▶ [RECORD LIST]
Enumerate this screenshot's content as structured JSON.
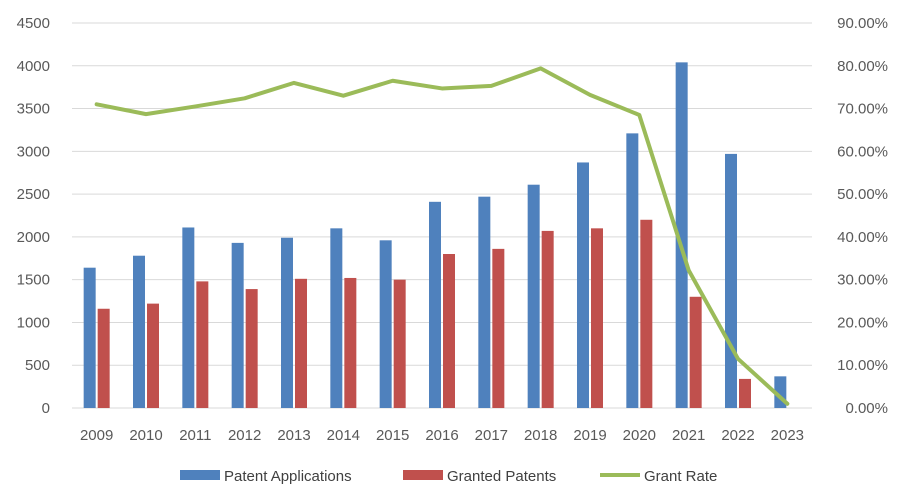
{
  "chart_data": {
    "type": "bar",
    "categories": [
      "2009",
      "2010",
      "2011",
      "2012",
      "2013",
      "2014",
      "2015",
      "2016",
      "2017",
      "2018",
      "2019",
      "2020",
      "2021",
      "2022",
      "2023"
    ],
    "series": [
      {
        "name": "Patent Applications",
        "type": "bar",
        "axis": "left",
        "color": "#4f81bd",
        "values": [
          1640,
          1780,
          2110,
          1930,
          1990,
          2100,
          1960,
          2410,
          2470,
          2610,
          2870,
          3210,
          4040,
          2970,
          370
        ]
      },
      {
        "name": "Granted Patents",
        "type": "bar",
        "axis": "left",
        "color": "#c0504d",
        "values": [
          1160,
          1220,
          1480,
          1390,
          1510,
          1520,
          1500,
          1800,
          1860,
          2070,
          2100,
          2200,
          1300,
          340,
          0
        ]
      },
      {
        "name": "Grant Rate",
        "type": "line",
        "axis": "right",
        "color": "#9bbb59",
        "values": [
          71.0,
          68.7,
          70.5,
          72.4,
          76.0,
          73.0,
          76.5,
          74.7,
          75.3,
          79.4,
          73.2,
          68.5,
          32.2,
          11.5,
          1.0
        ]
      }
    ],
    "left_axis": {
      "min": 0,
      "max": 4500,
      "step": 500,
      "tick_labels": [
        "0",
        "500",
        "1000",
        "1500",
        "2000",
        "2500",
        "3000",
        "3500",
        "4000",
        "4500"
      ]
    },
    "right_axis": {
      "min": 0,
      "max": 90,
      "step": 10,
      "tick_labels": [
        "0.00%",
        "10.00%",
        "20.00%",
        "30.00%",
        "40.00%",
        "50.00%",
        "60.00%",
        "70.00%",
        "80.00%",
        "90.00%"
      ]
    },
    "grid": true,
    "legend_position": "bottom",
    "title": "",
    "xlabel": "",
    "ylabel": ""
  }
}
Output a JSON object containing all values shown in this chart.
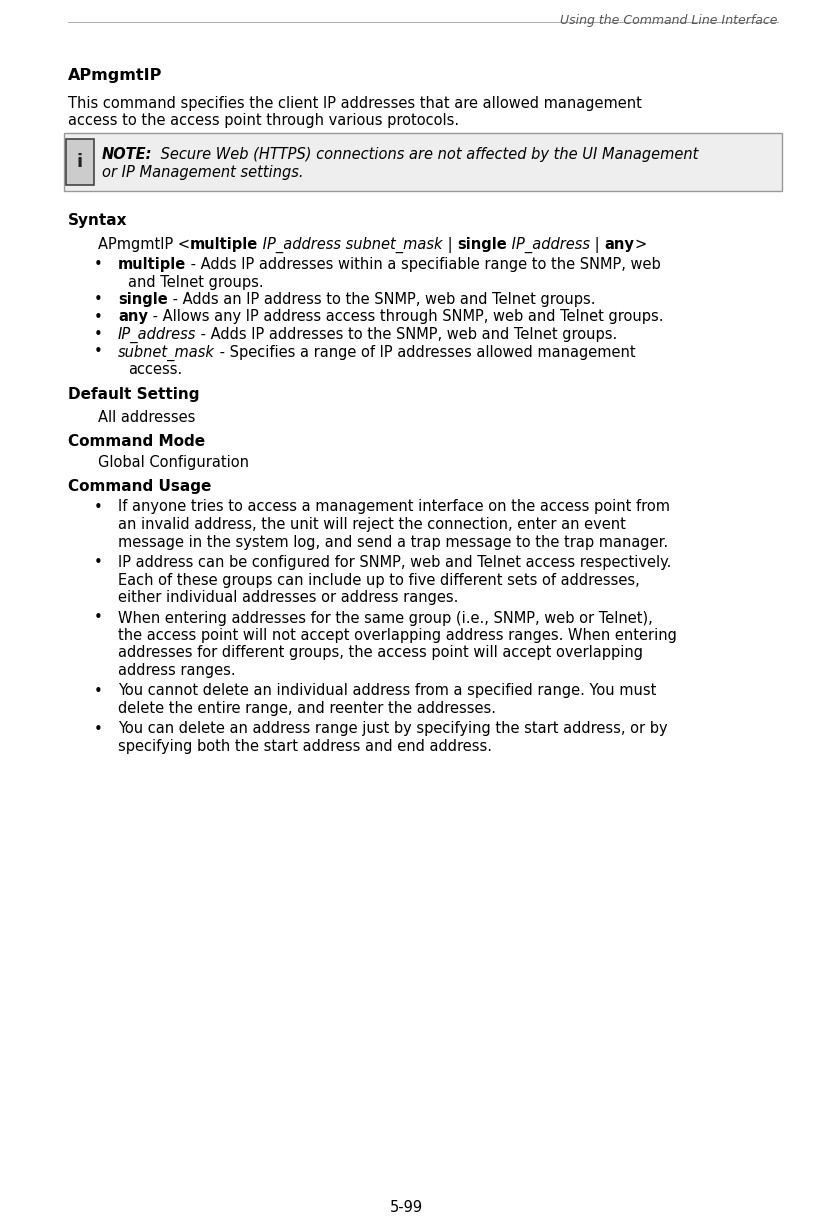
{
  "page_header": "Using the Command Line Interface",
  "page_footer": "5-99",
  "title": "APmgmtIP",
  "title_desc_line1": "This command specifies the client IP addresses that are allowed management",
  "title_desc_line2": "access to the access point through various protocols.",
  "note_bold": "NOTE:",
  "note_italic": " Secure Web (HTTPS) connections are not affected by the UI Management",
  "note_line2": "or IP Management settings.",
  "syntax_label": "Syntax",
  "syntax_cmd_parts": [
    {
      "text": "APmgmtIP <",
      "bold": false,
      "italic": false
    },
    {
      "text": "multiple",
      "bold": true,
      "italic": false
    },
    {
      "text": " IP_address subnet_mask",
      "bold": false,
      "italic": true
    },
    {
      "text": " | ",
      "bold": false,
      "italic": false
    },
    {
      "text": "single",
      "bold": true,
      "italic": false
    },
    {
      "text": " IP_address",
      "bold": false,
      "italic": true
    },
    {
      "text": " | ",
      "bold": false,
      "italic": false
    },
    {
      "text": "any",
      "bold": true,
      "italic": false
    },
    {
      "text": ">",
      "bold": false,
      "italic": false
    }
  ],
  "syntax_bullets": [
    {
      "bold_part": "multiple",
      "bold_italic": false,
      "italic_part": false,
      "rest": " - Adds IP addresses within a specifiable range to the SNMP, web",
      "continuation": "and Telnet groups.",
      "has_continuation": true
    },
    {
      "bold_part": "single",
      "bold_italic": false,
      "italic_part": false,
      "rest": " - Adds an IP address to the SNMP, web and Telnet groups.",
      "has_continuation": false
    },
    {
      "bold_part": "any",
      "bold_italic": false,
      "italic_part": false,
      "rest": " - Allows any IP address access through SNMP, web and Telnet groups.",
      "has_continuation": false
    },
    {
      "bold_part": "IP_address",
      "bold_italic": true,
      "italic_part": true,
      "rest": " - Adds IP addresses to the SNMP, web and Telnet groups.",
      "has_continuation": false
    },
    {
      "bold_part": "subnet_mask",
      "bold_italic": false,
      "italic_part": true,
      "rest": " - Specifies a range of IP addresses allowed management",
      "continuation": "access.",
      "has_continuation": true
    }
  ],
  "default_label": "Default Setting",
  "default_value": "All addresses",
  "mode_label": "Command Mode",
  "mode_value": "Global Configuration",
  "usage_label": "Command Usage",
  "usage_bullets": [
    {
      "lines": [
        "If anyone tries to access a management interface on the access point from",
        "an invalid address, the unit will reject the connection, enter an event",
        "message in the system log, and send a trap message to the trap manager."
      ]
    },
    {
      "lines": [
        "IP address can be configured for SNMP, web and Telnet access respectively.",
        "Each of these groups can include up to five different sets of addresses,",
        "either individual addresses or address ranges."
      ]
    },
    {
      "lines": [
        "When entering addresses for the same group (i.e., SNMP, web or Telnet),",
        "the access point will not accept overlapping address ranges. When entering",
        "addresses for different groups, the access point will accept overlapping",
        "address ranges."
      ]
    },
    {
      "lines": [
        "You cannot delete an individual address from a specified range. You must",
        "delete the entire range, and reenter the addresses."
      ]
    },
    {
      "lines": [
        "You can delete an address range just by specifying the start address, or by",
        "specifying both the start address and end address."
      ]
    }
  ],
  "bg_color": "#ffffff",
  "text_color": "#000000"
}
---
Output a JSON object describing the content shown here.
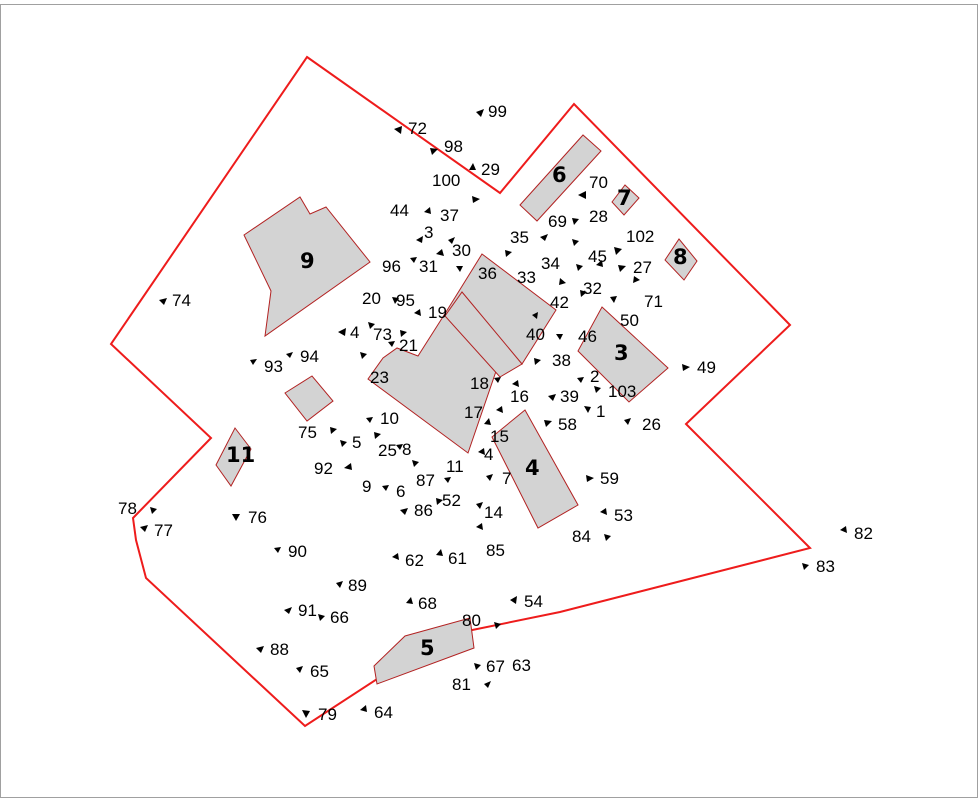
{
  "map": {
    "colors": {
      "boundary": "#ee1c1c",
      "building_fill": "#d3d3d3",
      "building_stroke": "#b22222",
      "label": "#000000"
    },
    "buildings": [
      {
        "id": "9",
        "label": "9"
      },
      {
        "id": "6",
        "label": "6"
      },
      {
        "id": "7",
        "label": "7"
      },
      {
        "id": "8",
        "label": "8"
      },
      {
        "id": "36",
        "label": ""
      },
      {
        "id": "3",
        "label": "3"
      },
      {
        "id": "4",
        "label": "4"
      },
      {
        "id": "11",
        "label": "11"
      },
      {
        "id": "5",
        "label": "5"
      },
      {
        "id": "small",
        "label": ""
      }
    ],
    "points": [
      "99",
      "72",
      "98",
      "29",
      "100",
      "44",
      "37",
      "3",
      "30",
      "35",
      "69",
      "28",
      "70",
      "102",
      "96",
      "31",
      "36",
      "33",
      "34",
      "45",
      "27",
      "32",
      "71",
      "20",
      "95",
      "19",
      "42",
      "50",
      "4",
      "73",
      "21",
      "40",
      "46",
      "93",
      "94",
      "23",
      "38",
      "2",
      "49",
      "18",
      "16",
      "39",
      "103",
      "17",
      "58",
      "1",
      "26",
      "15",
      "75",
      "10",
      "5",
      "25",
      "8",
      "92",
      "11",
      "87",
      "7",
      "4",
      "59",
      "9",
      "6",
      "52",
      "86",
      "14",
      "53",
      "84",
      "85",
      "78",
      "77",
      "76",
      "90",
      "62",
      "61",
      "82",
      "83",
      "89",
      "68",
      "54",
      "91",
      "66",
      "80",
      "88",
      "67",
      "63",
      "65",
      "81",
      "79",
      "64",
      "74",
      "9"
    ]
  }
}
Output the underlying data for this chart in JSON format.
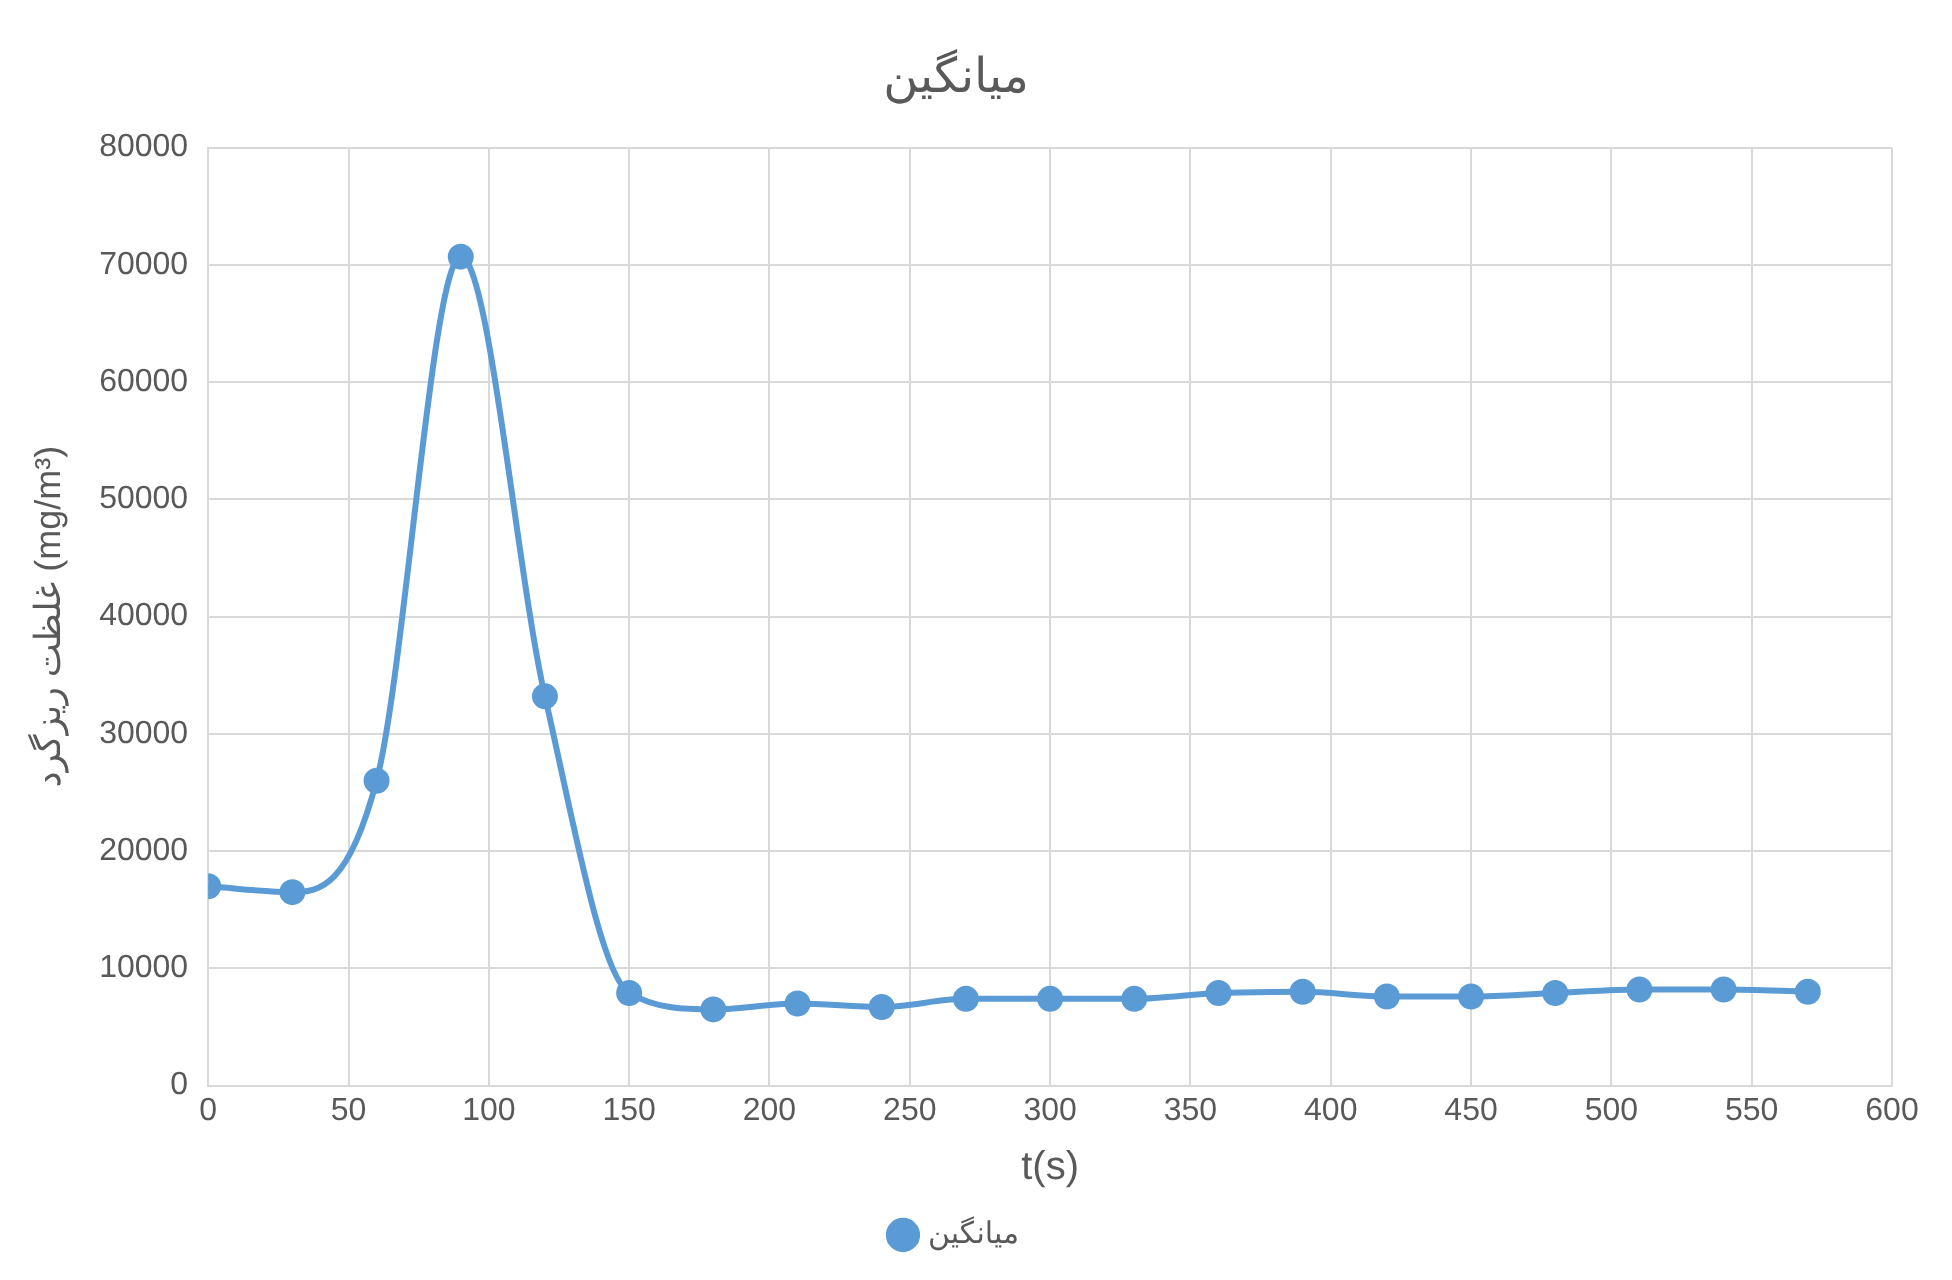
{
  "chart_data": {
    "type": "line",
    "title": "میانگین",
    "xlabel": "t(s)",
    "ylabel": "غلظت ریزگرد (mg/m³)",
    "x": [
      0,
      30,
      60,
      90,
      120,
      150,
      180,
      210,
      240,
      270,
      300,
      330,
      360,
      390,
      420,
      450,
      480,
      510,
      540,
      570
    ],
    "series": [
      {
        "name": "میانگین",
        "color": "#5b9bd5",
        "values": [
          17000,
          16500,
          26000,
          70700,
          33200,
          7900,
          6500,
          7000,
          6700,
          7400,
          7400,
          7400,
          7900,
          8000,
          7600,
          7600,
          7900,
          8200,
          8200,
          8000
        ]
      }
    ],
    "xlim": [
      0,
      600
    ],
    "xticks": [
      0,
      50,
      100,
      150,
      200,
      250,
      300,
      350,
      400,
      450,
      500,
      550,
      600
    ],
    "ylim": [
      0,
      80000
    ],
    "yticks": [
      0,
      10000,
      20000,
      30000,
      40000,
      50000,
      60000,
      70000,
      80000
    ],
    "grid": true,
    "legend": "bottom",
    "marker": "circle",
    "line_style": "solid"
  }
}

▶ [DIRECTIONS]
Using the records above, gather all lines where the string "shown" is present.

▶ [SOLUTION FOR THIS EXERCISE]
Output a JSON object containing all values shown in this chart.
Output a JSON object describing the content shown here.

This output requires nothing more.